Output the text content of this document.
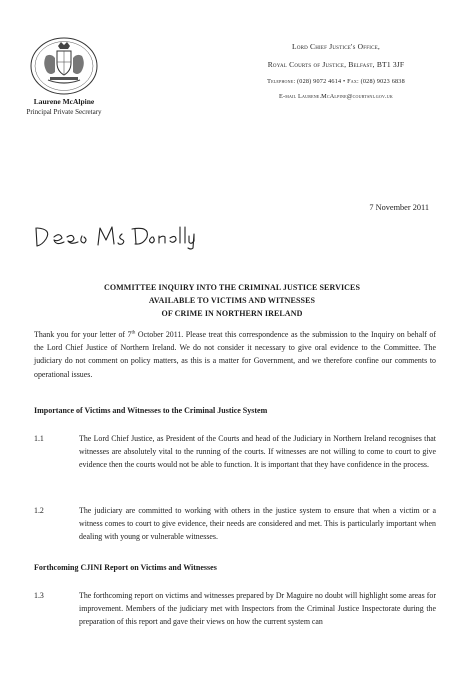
Laurene McAlpine
Principal Private Secretary
Lord Chief Justice's Office,
Royal Courts of Justice, Belfast, BT1 3JF
Telephone: (028) 9072 4614 • Fax: (028) 9023 6838
E-mail Laurene.McAlpine@courtsni.gov.uk
7 November 2011
COMMITTEE INQUIRY INTO THE CRIMINAL JUSTICE SERVICES
AVAILABLE TO VICTIMS AND WITNESSES
OF CRIME IN NORTHERN IRELAND
Thank you for your letter of 7th October 2011. Please treat this correspondence as the submission to the Inquiry on behalf of the Lord Chief Justice of Northern Ireland. We do not consider it necessary to give oral evidence to the Committee. The judiciary do not comment on policy matters, as this is a matter for Government, and we therefore confine our comments to operational issues.
Importance of Victims and Witnesses to the Criminal Justice System
1.1	The Lord Chief Justice, as President of the Courts and head of the Judiciary in Northern Ireland recognises that witnesses are absolutely vital to the running of the courts. If witnesses are not willing to come to court to give evidence then the courts would not be able to function. It is important that they have confidence in the process.
1.2	The judiciary are committed to working with others in the justice system to ensure that when a victim or a witness comes to court to give evidence, their needs are considered and met. This is particularly important when dealing with young or vulnerable witnesses.
Forthcoming CJINI Report on Victims and Witnesses
1.3	The forthcoming report on victims and witnesses prepared by Dr Maguire no doubt will highlight some areas for improvement. Members of the judiciary met with Inspectors from the Criminal Justice Inspectorate during the preparation of this report and gave their views on how the current system can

▶ **Given exercise**
Output the data above without changes, apart from leaving out the pictures.

▶ **Right answer**
Output the text content of this document.
Laurene McAlpine
Principal Private Secretary
Lord Chief Justice's Office,
Royal Courts of Justice, Belfast, BT1 3JF
Telephone: (028) 9072 4614 • Fax: (028) 9023 6838
E-mail Laurene.McAlpine@courtsni.gov.uk
7 November 2011
COMMITTEE INQUIRY INTO THE CRIMINAL JUSTICE SERVICES
AVAILABLE TO VICTIMS AND WITNESSES
OF CRIME IN NORTHERN IRELAND
Thank you for your letter of 7th October 2011. Please treat this correspondence as the submission to the Inquiry on behalf of the Lord Chief Justice of Northern Ireland. We do not consider it necessary to give oral evidence to the Committee. The judiciary do not comment on policy matters, as this is a matter for Government, and we therefore confine our comments to operational issues.
Importance of Victims and Witnesses to the Criminal Justice System
1.1	The Lord Chief Justice, as President of the Courts and head of the Judiciary in Northern Ireland recognises that witnesses are absolutely vital to the running of the courts. If witnesses are not willing to come to court to give evidence then the courts would not be able to function. It is important that they have confidence in the process.
1.2	The judiciary are committed to working with others in the justice system to ensure that when a victim or a witness comes to court to give evidence, their needs are considered and met. This is particularly important when dealing with young or vulnerable witnesses.
Forthcoming CJINI Report on Victims and Witnesses
1.3	The forthcoming report on victims and witnesses prepared by Dr Maguire no doubt will highlight some areas for improvement. Members of the judiciary met with Inspectors from the Criminal Justice Inspectorate during the preparation of this report and gave their views on how the current system can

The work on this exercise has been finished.